[Records from a dataset]
— BEGIN —

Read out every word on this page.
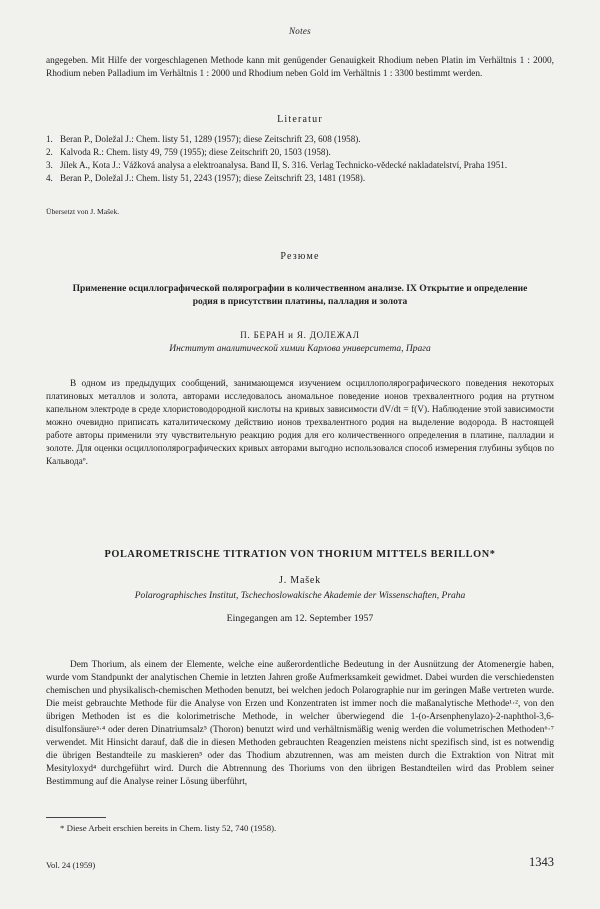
Notes

angegeben. Mit Hilfe der vorgeschlagenen Methode kann mit genügender Genauigkeit Rhodium neben Platin im Verhältnis 1 : 2000, Rhodium neben Palladium im Verhältnis 1 : 2000 und Rhodium neben Gold im Verhältnis 1 : 3300 bestimmt werden.

Literatur
1. Beran P., Doležal J.: Chem. listy 51, 1289 (1957); diese Zeitschrift 23, 608 (1958).
2. Kalvoda R.: Chem. listy 49, 759 (1955); diese Zeitschrift 20, 1503 (1958).
3. Jílek A., Kota J.: Vážková analysa a elektroanalysa. Band II, S. 316. Verlag Technicko-vědecké nakladatelství, Praha 1951.
4. Beran P., Doležal J.: Chem. listy 51, 2243 (1957); diese Zeitschrift 23, 1481 (1958).
Übersetzt von J. Mašek.
Резюме

Применение осциллографической полярографии в количественном анализе. IX Открытие и определение родия в присутствии платины, палладия и золота

П. БЕРАН и Я. ДОЛЕЖАЛ
Институт аналитической химии Карлова университета, Прага

В одном из предыдущих сообщений, занимающемся изучением осциллополярографического поведения некоторых платиновых металлов и золота, авторами исследовалось аномальное поведение ионов трехвалентного родия на ртутном капельном электроде в среде хлористоводородной кислоты на кривых зависимости dV/dt = f(V). Наблюдение этой зависимости можно очевидно приписать каталитическому действию ионов трехвалентного родия на выделение водорода. В настоящей работе авторы применили эту чувствительную реакцию родия для его количественного определения в платине, палладии и золоте. Для оценки осциллополярографических кривых авторами выгодно использовался способ измерения глубины зубцов по Кальводаº.

POLAROMETRISCHE TITRATION VON THORIUM MITTELS BERILLON*
J. Mašek
Polarographisches Institut, Tschechoslowakische Akademie der Wissenschaften, Praha
Eingegangen am 12. September 1957

Dem Thorium, als einem der Elemente, welche eine außerordentliche Bedeutung in der Ausnützung der Atomenergie haben, wurde vom Standpunkt der analytischen Chemie in letzten Jahren große Aufmerksamkeit gewidmet. Dabei wurden die verschiedensten chemischen und physikalisch-chemischen Methoden benutzt, bei welchen jedoch Polarographie nur im geringen Maße vertreten wurde. Die meist gebrauchte Methode für die Analyse von Erzen und Konzentraten ist immer noch die maßanalytische Methode¹·², von den übrigen Methoden ist es die kolorimetrische Methode, in welcher überwiegend die 1-(o-Arsenphenylazo)-2-naphthol-3,6-disulfonsäure³·⁴ oder deren Dinatriumsalz⁵ (Thoron) benutzt wird und verhältnismäßig wenig werden die volumetrischen Methoden⁶·⁷ verwendet. Mit Hinsicht darauf, daß die in diesen Methoden gebrauchten Reagenzien meistens nicht spezifisch sind, ist es notwendig die übrigen Bestandteile zu maskieren⁵ oder das Thodium abzutrennen, was am meisten durch die Extraktion von Nitrat mit Mesityloxyd⁴ durchgeführt wird. Durch die Abtrennung des Thoriums von den übrigen Bestandteilen wird das Problem seiner Bestimmung auf die Analyse reiner Lösung überführt,

* Diese Arbeit erschien bereits in Chem. listy 52, 740 (1958).
Vol. 24 (1959)	1343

— END —

- _THE REQUEST_: Extract all lines that hold the word "Beran".

- _RESPONSE TO THIS TASK_:
1. Beran P., Doležal J.: Chem. listy 51, 1289 (1957); diese Zeitschrift 23, 608 (1958).
4. Beran P., Doležal J.: Chem. listy 51, 2243 (1957); diese Zeitschrift 23, 1481 (1958).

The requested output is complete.